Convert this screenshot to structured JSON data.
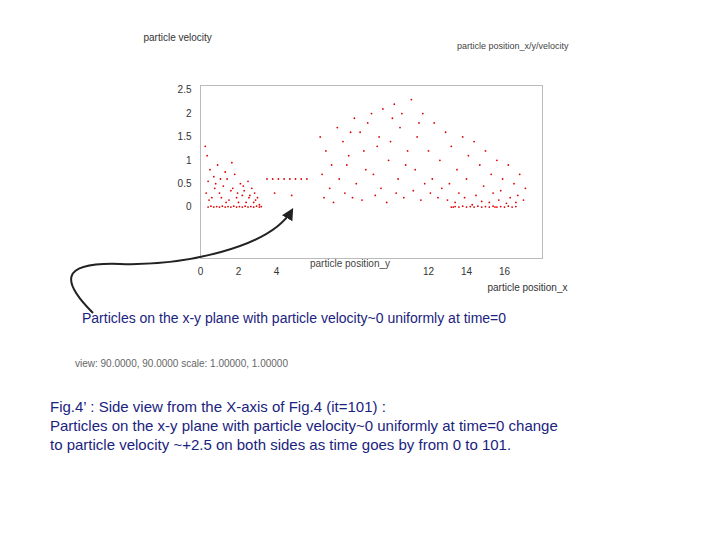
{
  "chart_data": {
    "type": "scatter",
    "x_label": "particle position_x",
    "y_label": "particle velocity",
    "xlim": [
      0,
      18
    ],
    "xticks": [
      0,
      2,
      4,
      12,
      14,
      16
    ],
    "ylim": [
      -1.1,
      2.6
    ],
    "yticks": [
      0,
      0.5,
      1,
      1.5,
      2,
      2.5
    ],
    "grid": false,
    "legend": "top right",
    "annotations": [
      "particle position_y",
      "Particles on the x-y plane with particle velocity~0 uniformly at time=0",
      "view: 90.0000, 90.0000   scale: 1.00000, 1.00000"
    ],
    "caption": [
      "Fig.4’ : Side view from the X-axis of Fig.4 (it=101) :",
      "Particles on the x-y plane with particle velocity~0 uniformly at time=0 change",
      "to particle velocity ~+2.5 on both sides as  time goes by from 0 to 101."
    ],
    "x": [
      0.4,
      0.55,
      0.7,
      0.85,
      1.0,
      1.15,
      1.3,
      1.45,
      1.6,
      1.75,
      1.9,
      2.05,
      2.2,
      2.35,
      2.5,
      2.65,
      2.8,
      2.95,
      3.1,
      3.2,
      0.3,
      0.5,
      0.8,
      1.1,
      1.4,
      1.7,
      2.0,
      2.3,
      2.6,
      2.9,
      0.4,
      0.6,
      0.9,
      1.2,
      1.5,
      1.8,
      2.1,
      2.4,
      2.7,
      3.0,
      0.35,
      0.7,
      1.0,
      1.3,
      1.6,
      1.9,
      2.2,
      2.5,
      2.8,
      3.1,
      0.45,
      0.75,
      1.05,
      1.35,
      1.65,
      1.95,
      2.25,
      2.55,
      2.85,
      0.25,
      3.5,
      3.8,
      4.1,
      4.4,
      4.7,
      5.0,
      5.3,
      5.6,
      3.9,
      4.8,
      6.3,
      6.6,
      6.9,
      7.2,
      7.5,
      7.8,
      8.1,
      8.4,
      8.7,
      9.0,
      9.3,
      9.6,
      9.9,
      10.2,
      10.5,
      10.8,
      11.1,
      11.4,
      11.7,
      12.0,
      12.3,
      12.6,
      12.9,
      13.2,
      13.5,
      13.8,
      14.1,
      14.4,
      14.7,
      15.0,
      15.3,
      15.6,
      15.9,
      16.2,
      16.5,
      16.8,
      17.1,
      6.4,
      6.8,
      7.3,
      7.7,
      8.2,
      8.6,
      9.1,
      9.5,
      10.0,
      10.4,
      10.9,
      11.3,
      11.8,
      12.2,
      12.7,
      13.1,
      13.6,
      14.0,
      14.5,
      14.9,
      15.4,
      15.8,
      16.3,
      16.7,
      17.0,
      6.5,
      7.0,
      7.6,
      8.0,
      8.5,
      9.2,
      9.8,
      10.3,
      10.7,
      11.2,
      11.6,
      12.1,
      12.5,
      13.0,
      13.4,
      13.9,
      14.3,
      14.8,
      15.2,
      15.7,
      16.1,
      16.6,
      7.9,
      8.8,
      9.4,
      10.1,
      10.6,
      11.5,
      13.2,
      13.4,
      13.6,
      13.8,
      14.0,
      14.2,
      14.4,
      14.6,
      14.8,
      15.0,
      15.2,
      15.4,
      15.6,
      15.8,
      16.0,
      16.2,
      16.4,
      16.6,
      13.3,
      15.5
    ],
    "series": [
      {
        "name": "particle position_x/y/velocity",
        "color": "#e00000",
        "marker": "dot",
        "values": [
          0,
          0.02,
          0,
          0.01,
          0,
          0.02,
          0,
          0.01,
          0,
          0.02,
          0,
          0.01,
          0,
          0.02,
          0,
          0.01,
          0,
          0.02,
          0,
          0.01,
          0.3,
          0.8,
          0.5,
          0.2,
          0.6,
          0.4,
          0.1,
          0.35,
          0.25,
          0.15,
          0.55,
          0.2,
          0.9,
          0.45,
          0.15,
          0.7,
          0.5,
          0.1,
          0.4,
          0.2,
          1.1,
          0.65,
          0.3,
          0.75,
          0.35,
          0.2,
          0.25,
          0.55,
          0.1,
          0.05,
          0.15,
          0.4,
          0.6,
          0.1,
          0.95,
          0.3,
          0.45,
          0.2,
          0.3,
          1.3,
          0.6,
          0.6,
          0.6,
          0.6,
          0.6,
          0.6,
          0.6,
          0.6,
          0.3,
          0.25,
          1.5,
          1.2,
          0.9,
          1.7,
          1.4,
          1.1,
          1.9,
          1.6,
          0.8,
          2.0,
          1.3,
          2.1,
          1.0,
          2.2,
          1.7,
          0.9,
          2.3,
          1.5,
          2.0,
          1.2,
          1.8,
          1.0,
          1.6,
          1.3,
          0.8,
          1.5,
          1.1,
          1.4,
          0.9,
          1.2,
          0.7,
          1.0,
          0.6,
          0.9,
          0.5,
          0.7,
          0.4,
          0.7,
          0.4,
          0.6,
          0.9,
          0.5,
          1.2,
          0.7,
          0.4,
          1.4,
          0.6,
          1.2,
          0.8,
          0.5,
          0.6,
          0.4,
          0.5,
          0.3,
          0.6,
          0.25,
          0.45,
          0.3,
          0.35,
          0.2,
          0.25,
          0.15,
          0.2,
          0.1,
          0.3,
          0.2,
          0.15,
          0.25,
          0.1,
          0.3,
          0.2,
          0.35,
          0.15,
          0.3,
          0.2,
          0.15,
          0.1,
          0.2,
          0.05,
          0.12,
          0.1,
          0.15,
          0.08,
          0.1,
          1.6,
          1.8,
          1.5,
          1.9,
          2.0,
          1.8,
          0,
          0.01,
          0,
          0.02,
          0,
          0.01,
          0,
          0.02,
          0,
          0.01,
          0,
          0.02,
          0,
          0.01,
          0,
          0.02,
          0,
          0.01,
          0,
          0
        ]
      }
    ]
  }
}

--------------------------------

*Task directions*
Reproduce the data word for word, excluding its pictures.

*Complete answer*
Convert this screenshot to structured JSON data.
{
  "chart_data": {
    "type": "scatter",
    "x_label": "particle position_x",
    "y_label": "particle velocity",
    "xlim": [
      0,
      18
    ],
    "xticks": [
      0,
      2,
      4,
      12,
      14,
      16
    ],
    "ylim": [
      -1.1,
      2.6
    ],
    "yticks": [
      0,
      0.5,
      1,
      1.5,
      2,
      2.5
    ],
    "grid": false,
    "legend": "top right",
    "annotations": [
      "particle position_y",
      "Particles on the x-y plane with particle velocity~0 uniformly at time=0",
      "view: 90.0000, 90.0000   scale: 1.00000, 1.00000"
    ],
    "caption": [
      "Fig.4’ : Side view from the X-axis of Fig.4 (it=101) :",
      "Particles on the x-y plane with particle velocity~0 uniformly at time=0 change",
      "to particle velocity ~+2.5 on both sides as  time goes by from 0 to 101."
    ],
    "x": [
      0.4,
      0.55,
      0.7,
      0.85,
      1.0,
      1.15,
      1.3,
      1.45,
      1.6,
      1.75,
      1.9,
      2.05,
      2.2,
      2.35,
      2.5,
      2.65,
      2.8,
      2.95,
      3.1,
      3.2,
      0.3,
      0.5,
      0.8,
      1.1,
      1.4,
      1.7,
      2.0,
      2.3,
      2.6,
      2.9,
      0.4,
      0.6,
      0.9,
      1.2,
      1.5,
      1.8,
      2.1,
      2.4,
      2.7,
      3.0,
      0.35,
      0.7,
      1.0,
      1.3,
      1.6,
      1.9,
      2.2,
      2.5,
      2.8,
      3.1,
      0.45,
      0.75,
      1.05,
      1.35,
      1.65,
      1.95,
      2.25,
      2.55,
      2.85,
      0.25,
      3.5,
      3.8,
      4.1,
      4.4,
      4.7,
      5.0,
      5.3,
      5.6,
      3.9,
      4.8,
      6.3,
      6.6,
      6.9,
      7.2,
      7.5,
      7.8,
      8.1,
      8.4,
      8.7,
      9.0,
      9.3,
      9.6,
      9.9,
      10.2,
      10.5,
      10.8,
      11.1,
      11.4,
      11.7,
      12.0,
      12.3,
      12.6,
      12.9,
      13.2,
      13.5,
      13.8,
      14.1,
      14.4,
      14.7,
      15.0,
      15.3,
      15.6,
      15.9,
      16.2,
      16.5,
      16.8,
      17.1,
      6.4,
      6.8,
      7.3,
      7.7,
      8.2,
      8.6,
      9.1,
      9.5,
      10.0,
      10.4,
      10.9,
      11.3,
      11.8,
      12.2,
      12.7,
      13.1,
      13.6,
      14.0,
      14.5,
      14.9,
      15.4,
      15.8,
      16.3,
      16.7,
      17.0,
      6.5,
      7.0,
      7.6,
      8.0,
      8.5,
      9.2,
      9.8,
      10.3,
      10.7,
      11.2,
      11.6,
      12.1,
      12.5,
      13.0,
      13.4,
      13.9,
      14.3,
      14.8,
      15.2,
      15.7,
      16.1,
      16.6,
      7.9,
      8.8,
      9.4,
      10.1,
      10.6,
      11.5,
      13.2,
      13.4,
      13.6,
      13.8,
      14.0,
      14.2,
      14.4,
      14.6,
      14.8,
      15.0,
      15.2,
      15.4,
      15.6,
      15.8,
      16.0,
      16.2,
      16.4,
      16.6,
      13.3,
      15.5
    ],
    "series": [
      {
        "name": "particle position_x/y/velocity",
        "color": "#e00000",
        "marker": "dot",
        "values": [
          0,
          0.02,
          0,
          0.01,
          0,
          0.02,
          0,
          0.01,
          0,
          0.02,
          0,
          0.01,
          0,
          0.02,
          0,
          0.01,
          0,
          0.02,
          0,
          0.01,
          0.3,
          0.8,
          0.5,
          0.2,
          0.6,
          0.4,
          0.1,
          0.35,
          0.25,
          0.15,
          0.55,
          0.2,
          0.9,
          0.45,
          0.15,
          0.7,
          0.5,
          0.1,
          0.4,
          0.2,
          1.1,
          0.65,
          0.3,
          0.75,
          0.35,
          0.2,
          0.25,
          0.55,
          0.1,
          0.05,
          0.15,
          0.4,
          0.6,
          0.1,
          0.95,
          0.3,
          0.45,
          0.2,
          0.3,
          1.3,
          0.6,
          0.6,
          0.6,
          0.6,
          0.6,
          0.6,
          0.6,
          0.6,
          0.3,
          0.25,
          1.5,
          1.2,
          0.9,
          1.7,
          1.4,
          1.1,
          1.9,
          1.6,
          0.8,
          2.0,
          1.3,
          2.1,
          1.0,
          2.2,
          1.7,
          0.9,
          2.3,
          1.5,
          2.0,
          1.2,
          1.8,
          1.0,
          1.6,
          1.3,
          0.8,
          1.5,
          1.1,
          1.4,
          0.9,
          1.2,
          0.7,
          1.0,
          0.6,
          0.9,
          0.5,
          0.7,
          0.4,
          0.7,
          0.4,
          0.6,
          0.9,
          0.5,
          1.2,
          0.7,
          0.4,
          1.4,
          0.6,
          1.2,
          0.8,
          0.5,
          0.6,
          0.4,
          0.5,
          0.3,
          0.6,
          0.25,
          0.45,
          0.3,
          0.35,
          0.2,
          0.25,
          0.15,
          0.2,
          0.1,
          0.3,
          0.2,
          0.15,
          0.25,
          0.1,
          0.3,
          0.2,
          0.35,
          0.15,
          0.3,
          0.2,
          0.15,
          0.1,
          0.2,
          0.05,
          0.12,
          0.1,
          0.15,
          0.08,
          0.1,
          1.6,
          1.8,
          1.5,
          1.9,
          2.0,
          1.8,
          0,
          0.01,
          0,
          0.02,
          0,
          0.01,
          0,
          0.02,
          0,
          0.01,
          0,
          0.02,
          0,
          0.01,
          0,
          0.02,
          0,
          0.01,
          0,
          0
        ]
      }
    ]
  }
}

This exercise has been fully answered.